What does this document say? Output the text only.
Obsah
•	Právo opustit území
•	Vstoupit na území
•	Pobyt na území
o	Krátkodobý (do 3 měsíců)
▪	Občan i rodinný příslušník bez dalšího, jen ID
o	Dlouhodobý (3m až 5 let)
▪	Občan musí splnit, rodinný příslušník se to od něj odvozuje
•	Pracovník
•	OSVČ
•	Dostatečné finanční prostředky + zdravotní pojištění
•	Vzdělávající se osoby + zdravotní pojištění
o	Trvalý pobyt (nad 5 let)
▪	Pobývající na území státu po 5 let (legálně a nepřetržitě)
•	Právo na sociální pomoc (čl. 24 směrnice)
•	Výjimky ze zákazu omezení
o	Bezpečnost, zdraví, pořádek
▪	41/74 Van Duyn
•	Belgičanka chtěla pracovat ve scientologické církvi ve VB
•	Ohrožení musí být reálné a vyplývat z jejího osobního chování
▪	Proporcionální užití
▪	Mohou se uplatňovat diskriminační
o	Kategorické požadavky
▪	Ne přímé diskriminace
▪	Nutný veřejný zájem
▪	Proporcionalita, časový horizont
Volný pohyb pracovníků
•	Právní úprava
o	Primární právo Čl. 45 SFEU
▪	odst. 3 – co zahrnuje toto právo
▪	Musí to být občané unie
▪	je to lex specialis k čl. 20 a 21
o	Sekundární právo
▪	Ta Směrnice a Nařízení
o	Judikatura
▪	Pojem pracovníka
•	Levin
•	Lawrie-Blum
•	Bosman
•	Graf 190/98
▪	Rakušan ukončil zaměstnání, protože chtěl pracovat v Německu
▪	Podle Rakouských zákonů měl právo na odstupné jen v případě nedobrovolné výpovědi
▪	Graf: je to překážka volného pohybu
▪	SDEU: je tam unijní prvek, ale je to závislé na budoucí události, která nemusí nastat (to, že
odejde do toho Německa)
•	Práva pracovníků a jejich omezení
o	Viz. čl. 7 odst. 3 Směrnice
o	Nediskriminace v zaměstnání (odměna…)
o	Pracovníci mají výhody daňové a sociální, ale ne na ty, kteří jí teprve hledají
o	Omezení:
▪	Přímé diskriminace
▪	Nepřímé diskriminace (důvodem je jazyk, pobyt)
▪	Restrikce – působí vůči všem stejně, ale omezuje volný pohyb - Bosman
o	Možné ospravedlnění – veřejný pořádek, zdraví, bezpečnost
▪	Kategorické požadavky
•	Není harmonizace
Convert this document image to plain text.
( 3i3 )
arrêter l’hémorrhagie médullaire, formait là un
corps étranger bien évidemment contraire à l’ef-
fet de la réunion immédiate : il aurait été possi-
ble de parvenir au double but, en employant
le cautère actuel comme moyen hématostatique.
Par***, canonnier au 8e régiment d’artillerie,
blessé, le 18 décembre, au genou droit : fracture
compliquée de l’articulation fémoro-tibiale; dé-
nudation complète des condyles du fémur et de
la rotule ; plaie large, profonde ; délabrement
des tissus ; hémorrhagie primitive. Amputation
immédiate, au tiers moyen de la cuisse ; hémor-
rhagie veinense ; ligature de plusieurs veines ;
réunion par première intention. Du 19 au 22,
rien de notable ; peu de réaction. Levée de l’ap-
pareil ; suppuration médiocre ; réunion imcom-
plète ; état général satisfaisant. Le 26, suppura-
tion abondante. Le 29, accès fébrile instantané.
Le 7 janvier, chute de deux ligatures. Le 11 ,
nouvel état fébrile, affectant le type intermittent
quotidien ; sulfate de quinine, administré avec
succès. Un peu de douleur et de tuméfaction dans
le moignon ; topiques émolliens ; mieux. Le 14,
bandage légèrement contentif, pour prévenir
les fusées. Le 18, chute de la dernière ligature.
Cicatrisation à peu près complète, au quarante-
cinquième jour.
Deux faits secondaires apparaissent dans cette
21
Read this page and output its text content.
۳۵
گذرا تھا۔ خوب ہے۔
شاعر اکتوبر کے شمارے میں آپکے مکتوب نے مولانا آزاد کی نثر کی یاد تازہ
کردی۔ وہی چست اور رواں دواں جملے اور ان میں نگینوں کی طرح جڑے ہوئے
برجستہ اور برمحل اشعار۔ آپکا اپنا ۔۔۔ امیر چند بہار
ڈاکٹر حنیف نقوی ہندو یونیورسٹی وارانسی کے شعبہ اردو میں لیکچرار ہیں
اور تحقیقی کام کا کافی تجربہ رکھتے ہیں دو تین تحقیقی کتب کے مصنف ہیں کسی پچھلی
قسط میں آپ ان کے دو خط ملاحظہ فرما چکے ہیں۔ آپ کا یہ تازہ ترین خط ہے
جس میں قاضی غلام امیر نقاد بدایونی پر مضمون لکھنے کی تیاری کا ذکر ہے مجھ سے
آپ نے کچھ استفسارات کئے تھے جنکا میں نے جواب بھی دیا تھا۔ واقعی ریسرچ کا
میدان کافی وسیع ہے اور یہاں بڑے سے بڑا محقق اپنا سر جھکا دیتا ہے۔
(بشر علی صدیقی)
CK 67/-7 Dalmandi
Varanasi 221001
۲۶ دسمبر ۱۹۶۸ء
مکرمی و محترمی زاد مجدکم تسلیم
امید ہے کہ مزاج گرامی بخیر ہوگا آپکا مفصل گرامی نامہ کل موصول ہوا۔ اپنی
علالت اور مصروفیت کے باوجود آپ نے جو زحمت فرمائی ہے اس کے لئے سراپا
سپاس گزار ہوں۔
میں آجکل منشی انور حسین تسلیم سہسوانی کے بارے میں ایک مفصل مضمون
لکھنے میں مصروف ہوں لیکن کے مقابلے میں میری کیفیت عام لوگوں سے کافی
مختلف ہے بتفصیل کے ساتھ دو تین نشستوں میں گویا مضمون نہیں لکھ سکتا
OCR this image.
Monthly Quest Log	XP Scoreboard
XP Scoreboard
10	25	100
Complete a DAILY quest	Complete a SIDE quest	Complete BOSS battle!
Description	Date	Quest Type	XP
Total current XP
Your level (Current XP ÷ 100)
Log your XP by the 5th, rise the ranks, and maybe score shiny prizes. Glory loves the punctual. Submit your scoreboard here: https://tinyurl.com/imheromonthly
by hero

::::::

▶ [WHAT TO WORK ON]:
All of the entries above should be written out again exactly.

▶ [TASK OUTPUT]:
What does this document say? Output the text only.
Obsah
•	Právo opustit území
•	Vstoupit na území
•	Pobyt na území
o	Krátkodobý (do 3 měsíců)
▪	Občan i rodinný příslušník bez dalšího, jen ID
o	Dlouhodobý (3m až 5 let)
▪	Občan musí splnit, rodinný příslušník se to od něj odvozuje
•	Pracovník
•	OSVČ
•	Dostatečné finanční prostředky + zdravotní pojištění
•	Vzdělávající se osoby + zdravotní pojištění
o	Trvalý pobyt (nad 5 let)
▪	Pobývající na území státu po 5 let (legálně a nepřetržitě)
•	Právo na sociální pomoc (čl. 24 směrnice)
•	Výjimky ze zákazu omezení
o	Bezpečnost, zdraví, pořádek
▪	41/74 Van Duyn
•	Belgičanka chtěla pracovat ve scientologické církvi ve VB
•	Ohrožení musí být reálné a vyplývat z jejího osobního chování
▪	Proporcionální užití
▪	Mohou se uplatňovat diskriminační
o	Kategorické požadavky
▪	Ne přímé diskriminace
▪	Nutný veřejný zájem
▪	Proporcionalita, časový horizont
Volný pohyb pracovníků
•	Právní úprava
o	Primární právo Čl. 45 SFEU
▪	odst. 3 – co zahrnuje toto právo
▪	Musí to být občané unie
▪	je to lex specialis k čl. 20 a 21
o	Sekundární právo
▪	Ta Směrnice a Nařízení
o	Judikatura
▪	Pojem pracovníka
•	Levin
•	Lawrie-Blum
•	Bosman
•	Graf 190/98
▪	Rakušan ukončil zaměstnání, protože chtěl pracovat v Německu
▪	Podle Rakouských zákonů měl právo na odstupné jen v případě nedobrovolné výpovědi
▪	Graf: je to překážka volného pohybu
▪	SDEU: je tam unijní prvek, ale je to závislé na budoucí události, která nemusí nastat (to, že
odejde do toho Německa)
•	Práva pracovníků a jejich omezení
o	Viz. čl. 7 odst. 3 Směrnice
o	Nediskriminace v zaměstnání (odměna…)
o	Pracovníci mají výhody daňové a sociální, ale ne na ty, kteří jí teprve hledají
o	Omezení:
▪	Přímé diskriminace
▪	Nepřímé diskriminace (důvodem je jazyk, pobyt)
▪	Restrikce – působí vůči všem stejně, ale omezuje volný pohyb - Bosman
o	Možné ospravedlnění – veřejný pořádek, zdraví, bezpečnost
▪	Kategorické požadavky
•	Není harmonizace
Convert this document image to plain text.
( 3i3 )
arrêter l’hémorrhagie médullaire, formait là un
corps étranger bien évidemment contraire à l’ef-
fet de la réunion immédiate : il aurait été possi-
ble de parvenir au double but, en employant
le cautère actuel comme moyen hématostatique.
Par***, canonnier au 8e régiment d’artillerie,
blessé, le 18 décembre, au genou droit : fracture
compliquée de l’articulation fémoro-tibiale; dé-
nudation complète des condyles du fémur et de
la rotule ; plaie large, profonde ; délabrement
des tissus ; hémorrhagie primitive. Amputation
immédiate, au tiers moyen de la cuisse ; hémor-
rhagie veinense ; ligature de plusieurs veines ;
réunion par première intention. Du 19 au 22,
rien de notable ; peu de réaction. Levée de l’ap-
pareil ; suppuration médiocre ; réunion imcom-
plète ; état général satisfaisant. Le 26, suppura-
tion abondante. Le 29, accès fébrile instantané.
Le 7 janvier, chute de deux ligatures. Le 11 ,
nouvel état fébrile, affectant le type intermittent
quotidien ; sulfate de quinine, administré avec
succès. Un peu de douleur et de tuméfaction dans
le moignon ; topiques émolliens ; mieux. Le 14,
bandage légèrement contentif, pour prévenir
les fusées. Le 18, chute de la dernière ligature.
Cicatrisation à peu près complète, au quarante-
cinquième jour.
Deux faits secondaires apparaissent dans cette
21
Read this page and output its text content.
۳۵
گذرا تھا۔ خوب ہے۔
شاعر اکتوبر کے شمارے میں آپکے مکتوب نے مولانا آزاد کی نثر کی یاد تازہ
کردی۔ وہی چست اور رواں دواں جملے اور ان میں نگینوں کی طرح جڑے ہوئے
برجستہ اور برمحل اشعار۔ آپکا اپنا ۔۔۔ امیر چند بہار
ڈاکٹر حنیف نقوی ہندو یونیورسٹی وارانسی کے شعبہ اردو میں لیکچرار ہیں
اور تحقیقی کام کا کافی تجربہ رکھتے ہیں دو تین تحقیقی کتب کے مصنف ہیں کسی پچھلی
قسط میں آپ ان کے دو خط ملاحظہ فرما چکے ہیں۔ آپ کا یہ تازہ ترین خط ہے
جس میں قاضی غلام امیر نقاد بدایونی پر مضمون لکھنے کی تیاری کا ذکر ہے مجھ سے
آپ نے کچھ استفسارات کئے تھے جنکا میں نے جواب بھی دیا تھا۔ واقعی ریسرچ کا
میدان کافی وسیع ہے اور یہاں بڑے سے بڑا محقق اپنا سر جھکا دیتا ہے۔
(بشر علی صدیقی)
CK 67/-7 Dalmandi
Varanasi 221001
۲۶ دسمبر ۱۹۶۸ء
مکرمی و محترمی زاد مجدکم تسلیم
امید ہے کہ مزاج گرامی بخیر ہوگا آپکا مفصل گرامی نامہ کل موصول ہوا۔ اپنی
علالت اور مصروفیت کے باوجود آپ نے جو زحمت فرمائی ہے اس کے لئے سراپا
سپاس گزار ہوں۔
میں آجکل منشی انور حسین تسلیم سہسوانی کے بارے میں ایک مفصل مضمون
لکھنے میں مصروف ہوں لیکن کے مقابلے میں میری کیفیت عام لوگوں سے کافی
مختلف ہے بتفصیل کے ساتھ دو تین نشستوں میں گویا مضمون نہیں لکھ سکتا
OCR this image.
Monthly Quest Log	XP Scoreboard
XP Scoreboard
10	25	100
Complete a DAILY quest	Complete a SIDE quest	Complete BOSS battle!
Description	Date	Quest Type	XP
Total current XP
Your level (Current XP ÷ 100)
Log your XP by the 5th, rise the ranks, and maybe score shiny prizes. Glory loves the punctual. Submit your scoreboard here: https://tinyurl.com/imheromonthly
by hero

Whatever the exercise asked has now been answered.